_DESCRIPTION OF THE TASK_
All lines featuring the string "Vibo" are to be listed.

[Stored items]
_____
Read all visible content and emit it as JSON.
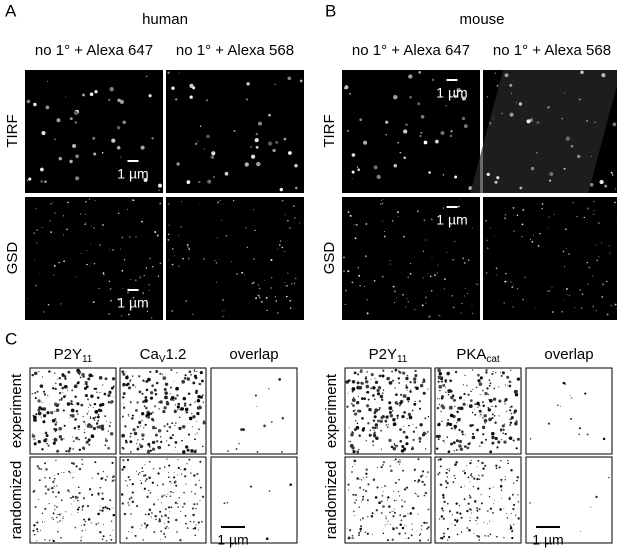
{
  "panel_a": {
    "label": "A",
    "title": "human",
    "columns": [
      "no 1° + Alexa 647",
      "no 1° + Alexa 568"
    ],
    "rows": [
      "TIRF",
      "GSD"
    ],
    "scale_bars": [
      "1 µm",
      "1 µm"
    ]
  },
  "panel_b": {
    "label": "B",
    "title": "mouse",
    "columns": [
      "no 1° + Alexa 647",
      "no 1° + Alexa 568"
    ],
    "rows": [
      "TIRF",
      "GSD"
    ],
    "scale_bars": [
      "1 µm",
      "1 µm"
    ]
  },
  "panel_c": {
    "label": "C",
    "left": {
      "columns": [
        {
          "text": "P2Y",
          "sub": "11"
        },
        {
          "text": "Ca",
          "sub": "V",
          "after": "1.2"
        },
        {
          "text": "overlap"
        }
      ],
      "rows": [
        "experiment",
        "randomized"
      ],
      "scale_bar": "1 µm"
    },
    "right": {
      "columns": [
        {
          "text": "P2Y",
          "sub": "11"
        },
        {
          "text": "PKA",
          "sub": "cat"
        },
        {
          "text": "overlap"
        }
      ],
      "rows": [
        "experiment",
        "randomized"
      ],
      "scale_bar": "1 µm"
    }
  }
}
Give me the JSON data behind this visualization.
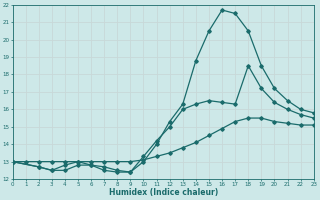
{
  "xlabel": "Humidex (Indice chaleur)",
  "xlim": [
    0,
    23
  ],
  "ylim": [
    12,
    22
  ],
  "xticks": [
    0,
    1,
    2,
    3,
    4,
    5,
    6,
    7,
    8,
    9,
    10,
    11,
    12,
    13,
    14,
    15,
    16,
    17,
    18,
    19,
    20,
    21,
    22,
    23
  ],
  "yticks": [
    12,
    13,
    14,
    15,
    16,
    17,
    18,
    19,
    20,
    21,
    22
  ],
  "bg_color": "#cde8e8",
  "line_color": "#1a6b6b",
  "grid_color": "#b8d8d8",
  "curve1_x": [
    0,
    1,
    2,
    3,
    4,
    5,
    6,
    7,
    8,
    9,
    10,
    11,
    12,
    13,
    14,
    15,
    16,
    17,
    18,
    19,
    20,
    21,
    22,
    23
  ],
  "curve1_y": [
    13.0,
    13.0,
    13.0,
    13.0,
    13.0,
    13.0,
    13.0,
    13.0,
    13.0,
    13.0,
    13.1,
    13.3,
    13.5,
    13.8,
    14.1,
    14.5,
    14.9,
    15.3,
    15.5,
    15.5,
    15.3,
    15.2,
    15.1,
    15.1
  ],
  "curve2_x": [
    0,
    2,
    3,
    4,
    5,
    6,
    7,
    8,
    9,
    10,
    11,
    12,
    13,
    14,
    15,
    16,
    17,
    18,
    19,
    20,
    21,
    22,
    23
  ],
  "curve2_y": [
    13.0,
    12.7,
    12.5,
    12.5,
    12.8,
    12.8,
    12.7,
    12.5,
    12.4,
    13.3,
    14.2,
    15.0,
    16.0,
    16.3,
    16.5,
    16.4,
    16.3,
    18.5,
    17.2,
    16.4,
    16.0,
    15.7,
    15.5
  ],
  "curve3_x": [
    0,
    2,
    3,
    4,
    5,
    6,
    7,
    8,
    9,
    10,
    11,
    12,
    13,
    14,
    15,
    16,
    17,
    18,
    19,
    20,
    21,
    22,
    23
  ],
  "curve3_y": [
    13.0,
    12.7,
    12.5,
    12.8,
    13.0,
    12.8,
    12.5,
    12.4,
    12.4,
    13.0,
    14.0,
    15.3,
    16.3,
    18.8,
    20.5,
    21.7,
    21.5,
    20.5,
    18.5,
    17.2,
    16.5,
    16.0,
    15.8
  ]
}
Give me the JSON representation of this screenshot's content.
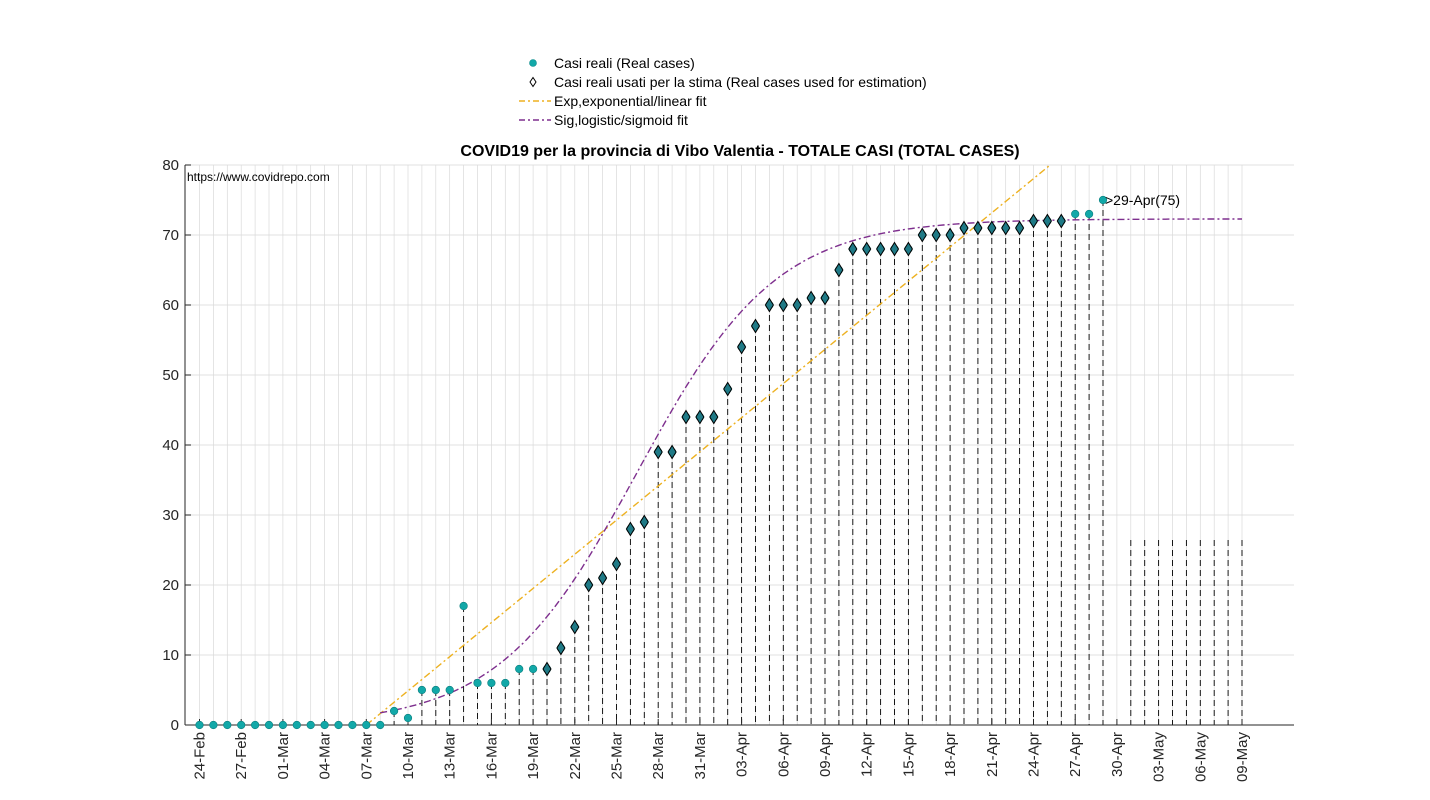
{
  "colors": {
    "real": "#12a8a8",
    "used": "#1f7a86",
    "exp": "#edb120",
    "sig": "#7e2f8e",
    "grid": "#d9d9d9",
    "stem": "#000000"
  },
  "title": "COVID19 per la provincia di Vibo Valentia - TOTALE CASI (TOTAL CASES)",
  "source_note": "https://www.covidrepo.com",
  "legend": [
    {
      "label": "Casi reali (Real cases)",
      "symbol": "dot"
    },
    {
      "label": "Casi reali usati per la stima (Real cases used for estimation)",
      "symbol": "diamond"
    },
    {
      "label": "Exp,exponential/linear fit",
      "symbol": "dashdot-orange"
    },
    {
      "label": "Sig,logistic/sigmoid fit",
      "symbol": "dashdot-purple"
    }
  ],
  "annotation": ">29-Apr(75)",
  "chart_data": {
    "type": "scatter",
    "title": "COVID19 per la provincia di Vibo Valentia - TOTALE CASI (TOTAL CASES)",
    "xlabel": "",
    "ylabel": "",
    "x_start_date": "2020-02-24",
    "x_tick_labels": [
      "24-Feb",
      "27-Feb",
      "01-Mar",
      "04-Mar",
      "07-Mar",
      "10-Mar",
      "13-Mar",
      "16-Mar",
      "19-Mar",
      "22-Mar",
      "25-Mar",
      "28-Mar",
      "31-Mar",
      "03-Apr",
      "06-Apr",
      "09-Apr",
      "12-Apr",
      "15-Apr",
      "18-Apr",
      "21-Apr",
      "24-Apr",
      "27-Apr",
      "30-Apr",
      "03-May",
      "06-May",
      "09-May"
    ],
    "ylim": [
      0,
      80
    ],
    "y_ticks": [
      0,
      10,
      20,
      30,
      40,
      50,
      60,
      70,
      80
    ],
    "grid": true,
    "legend_position": "top-center",
    "series": [
      {
        "name": "Casi reali (Real cases)",
        "x": [
          0,
          1,
          2,
          3,
          4,
          5,
          6,
          7,
          8,
          9,
          10,
          11,
          12,
          13,
          14,
          15,
          16,
          17,
          18,
          19,
          20,
          21,
          22,
          23,
          24,
          25,
          26,
          27,
          28,
          29,
          30,
          31,
          32,
          33,
          34,
          35,
          36,
          37,
          38,
          39,
          40,
          41,
          42,
          43,
          44,
          45,
          46,
          47,
          48,
          49,
          50,
          51,
          52,
          53,
          54,
          55,
          56,
          57,
          58,
          59,
          60,
          61,
          62,
          63,
          64,
          65
        ],
        "y": [
          0,
          0,
          0,
          0,
          0,
          0,
          0,
          0,
          0,
          0,
          0,
          0,
          0,
          0,
          2,
          1,
          5,
          5,
          5,
          17,
          6,
          6,
          6,
          8,
          8,
          8,
          11,
          14,
          20,
          21,
          23,
          28,
          29,
          39,
          39,
          44,
          44,
          44,
          48,
          54,
          57,
          60,
          60,
          60,
          61,
          61,
          65,
          68,
          68,
          68,
          68,
          68,
          70,
          70,
          70,
          71,
          71,
          71,
          71,
          71,
          72,
          72,
          72,
          73,
          73,
          75
        ]
      },
      {
        "name": "Casi reali usati per la stima (Real cases used for estimation)",
        "x": [
          25,
          26,
          27,
          28,
          29,
          30,
          31,
          32,
          33,
          34,
          35,
          36,
          37,
          38,
          39,
          40,
          41,
          42,
          43,
          44,
          45,
          46,
          47,
          48,
          49,
          50,
          51,
          52,
          53,
          54,
          55,
          56,
          57,
          58,
          59,
          60,
          61,
          62
        ],
        "y": [
          8,
          11,
          14,
          20,
          21,
          23,
          28,
          29,
          39,
          39,
          44,
          44,
          44,
          48,
          54,
          57,
          60,
          60,
          60,
          61,
          61,
          65,
          68,
          68,
          68,
          68,
          68,
          70,
          70,
          70,
          71,
          71,
          71,
          71,
          71,
          72,
          72,
          72
        ]
      },
      {
        "name": "Exp,exponential/linear fit",
        "x": [
          12,
          61.5
        ],
        "y": [
          0,
          82.5
        ]
      },
      {
        "name": "Sig,logistic/sigmoid fit",
        "model": "logistic",
        "K": 72.3,
        "r": 0.2,
        "x0": 31.5,
        "x_range": [
          13,
          75
        ]
      }
    ]
  }
}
_____
_THE ANSWER_
  "title": "COVID19 per la provincia di Vibo Valentia - TOTALE CASI (TOTAL CASES)",
    "title": "COVID19 per la provincia di Vibo Valentia - TOTALE CASI (TOTAL CASES)",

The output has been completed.